SOURCE TEXT >>
══════════

Posted on 11/01/2017 7:45:47 PM PDT by Impala64ssa
It went airborne well before it ran out of track. Never did find it. :-)
All of which met their explosive demise in the drainage ditch after being shot up by BB guns.
I got most of my Matchbox cars at Meijer's Thrifty Acres (now just called Meijer's). They were four for $1 in the early to mid 60s and my parents would let me have $1 worth of cars if I had behaved.
I did the Estes rockets when I was a teen. When I got bored with a rocket model I would use one of the first stage engines that had the ability to ignite a second stage engine and pack black powder above the engine. When the first stage engine fired the top portion there would be a cool explosion.
We would take our plastic ship models out to a tiny pond on my Uncle's dairy farm and put glue all over them then light them on fire. As they floated on the pond we would blow the heck out of them with the BB guns just like you and yours did.
A lot of great fun as a kid!
I think some of the models I got when I was real young in the early 60s were the Lesney brand.
I remember before I was a young teen some magazine had an article about a man who was placed in the Guinness Book of World Records as having the largest collection of Matchbox cars so I went and counted mine and had over 300 more than he. The guy was a piker compared to me but I was only about 11 years old and my parents would never have let me contact the Guinness people as they didn't think much for people who bragged or tried for fame (something to which I agree).
You may have some “nuggets” mixed in among the rest. The Lesney ones will have the name molded right into them. But you already knew that. Good luck.

══════════

DATASET RECORDS >>
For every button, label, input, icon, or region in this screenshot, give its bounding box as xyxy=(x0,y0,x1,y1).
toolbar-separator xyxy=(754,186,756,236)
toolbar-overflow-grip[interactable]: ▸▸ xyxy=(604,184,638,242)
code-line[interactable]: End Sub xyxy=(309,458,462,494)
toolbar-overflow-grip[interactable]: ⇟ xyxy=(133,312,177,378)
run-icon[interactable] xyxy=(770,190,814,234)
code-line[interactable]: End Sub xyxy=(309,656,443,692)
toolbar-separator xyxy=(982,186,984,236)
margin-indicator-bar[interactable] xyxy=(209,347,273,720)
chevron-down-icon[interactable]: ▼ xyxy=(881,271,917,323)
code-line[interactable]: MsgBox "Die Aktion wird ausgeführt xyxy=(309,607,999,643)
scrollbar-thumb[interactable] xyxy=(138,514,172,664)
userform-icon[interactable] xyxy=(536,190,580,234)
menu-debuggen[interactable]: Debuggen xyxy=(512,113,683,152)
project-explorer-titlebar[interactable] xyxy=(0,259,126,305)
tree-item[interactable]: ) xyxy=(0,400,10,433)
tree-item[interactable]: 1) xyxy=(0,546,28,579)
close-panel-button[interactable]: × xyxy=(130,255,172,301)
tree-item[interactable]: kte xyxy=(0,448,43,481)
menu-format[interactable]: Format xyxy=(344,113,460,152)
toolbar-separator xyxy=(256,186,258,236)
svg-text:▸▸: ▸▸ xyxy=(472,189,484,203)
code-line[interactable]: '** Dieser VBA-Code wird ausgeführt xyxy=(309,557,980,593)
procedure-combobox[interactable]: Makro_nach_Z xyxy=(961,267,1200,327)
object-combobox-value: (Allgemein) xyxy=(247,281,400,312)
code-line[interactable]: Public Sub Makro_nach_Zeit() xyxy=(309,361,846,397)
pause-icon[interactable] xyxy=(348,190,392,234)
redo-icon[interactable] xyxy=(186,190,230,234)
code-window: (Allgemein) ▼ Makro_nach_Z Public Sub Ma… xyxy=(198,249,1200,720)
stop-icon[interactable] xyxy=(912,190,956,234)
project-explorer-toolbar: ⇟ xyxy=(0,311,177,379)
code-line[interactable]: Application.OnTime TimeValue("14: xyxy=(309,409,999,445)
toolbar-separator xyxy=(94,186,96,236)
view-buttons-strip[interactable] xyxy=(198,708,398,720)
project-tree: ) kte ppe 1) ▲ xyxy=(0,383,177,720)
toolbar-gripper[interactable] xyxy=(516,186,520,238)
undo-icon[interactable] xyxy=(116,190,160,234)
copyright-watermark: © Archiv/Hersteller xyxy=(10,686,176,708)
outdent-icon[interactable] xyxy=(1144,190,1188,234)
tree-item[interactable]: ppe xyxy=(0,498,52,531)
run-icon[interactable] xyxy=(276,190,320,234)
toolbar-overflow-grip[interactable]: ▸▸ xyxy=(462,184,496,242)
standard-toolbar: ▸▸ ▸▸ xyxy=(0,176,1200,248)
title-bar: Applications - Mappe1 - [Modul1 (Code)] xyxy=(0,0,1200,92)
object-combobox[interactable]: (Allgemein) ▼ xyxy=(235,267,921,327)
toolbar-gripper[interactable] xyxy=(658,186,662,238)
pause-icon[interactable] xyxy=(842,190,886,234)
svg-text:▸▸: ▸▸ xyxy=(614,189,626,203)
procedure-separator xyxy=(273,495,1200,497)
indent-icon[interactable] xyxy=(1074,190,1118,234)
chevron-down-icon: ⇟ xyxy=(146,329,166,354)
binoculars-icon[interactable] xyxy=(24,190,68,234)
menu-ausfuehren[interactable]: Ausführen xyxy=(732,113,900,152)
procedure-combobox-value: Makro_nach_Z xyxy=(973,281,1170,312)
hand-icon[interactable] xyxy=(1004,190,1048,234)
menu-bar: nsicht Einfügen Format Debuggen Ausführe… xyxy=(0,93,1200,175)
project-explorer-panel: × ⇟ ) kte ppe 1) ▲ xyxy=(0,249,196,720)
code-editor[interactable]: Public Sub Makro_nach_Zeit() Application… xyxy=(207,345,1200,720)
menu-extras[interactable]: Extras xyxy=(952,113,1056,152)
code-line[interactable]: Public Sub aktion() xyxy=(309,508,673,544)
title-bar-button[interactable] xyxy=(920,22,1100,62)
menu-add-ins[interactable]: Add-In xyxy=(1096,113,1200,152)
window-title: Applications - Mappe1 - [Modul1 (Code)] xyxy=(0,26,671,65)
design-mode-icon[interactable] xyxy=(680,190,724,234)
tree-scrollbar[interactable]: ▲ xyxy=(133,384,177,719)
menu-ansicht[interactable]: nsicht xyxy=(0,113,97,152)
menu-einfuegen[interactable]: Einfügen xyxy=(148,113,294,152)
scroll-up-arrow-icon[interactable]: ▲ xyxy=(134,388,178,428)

══════════

QUESTIONS ON THE MATERIAL >>
**a.** Reproduce the portion of the posts about Matchbox cars and toy models between "All of which" and "and yours did.", inclusive.
**b.** According to the posts about Matchbox cars and toy models, what was the price of Matchbox cars at Meijer's Thrifty Acres in the early to mid 60s?

LIST OF ANSWERS >>
**a.**
All of which met their explosive demise in the drainage ditch after being shot up by BB guns.
I got most of my Matchbox cars at Meijer's Thrifty Acres (now just called Meijer's). They were four for $1 in the early to mid 60s and my parents would let me have $1 worth of cars if I had behaved.
I did the Estes rockets when I was a teen. When I got bored with a rocket model I would use one of the first stage engines that had the ability to ignite a second stage engine and pack black powder above the engine. When the first stage engine fired the top portion there would be a cool explosion.
We would take our plastic ship models out to a tiny pond on my Uncle's dairy farm and put glue all over them then light them on fire. As they floated on the pond we would blow the heck out of them with the BB guns just like you and yours did.

**b.** They were four for $1.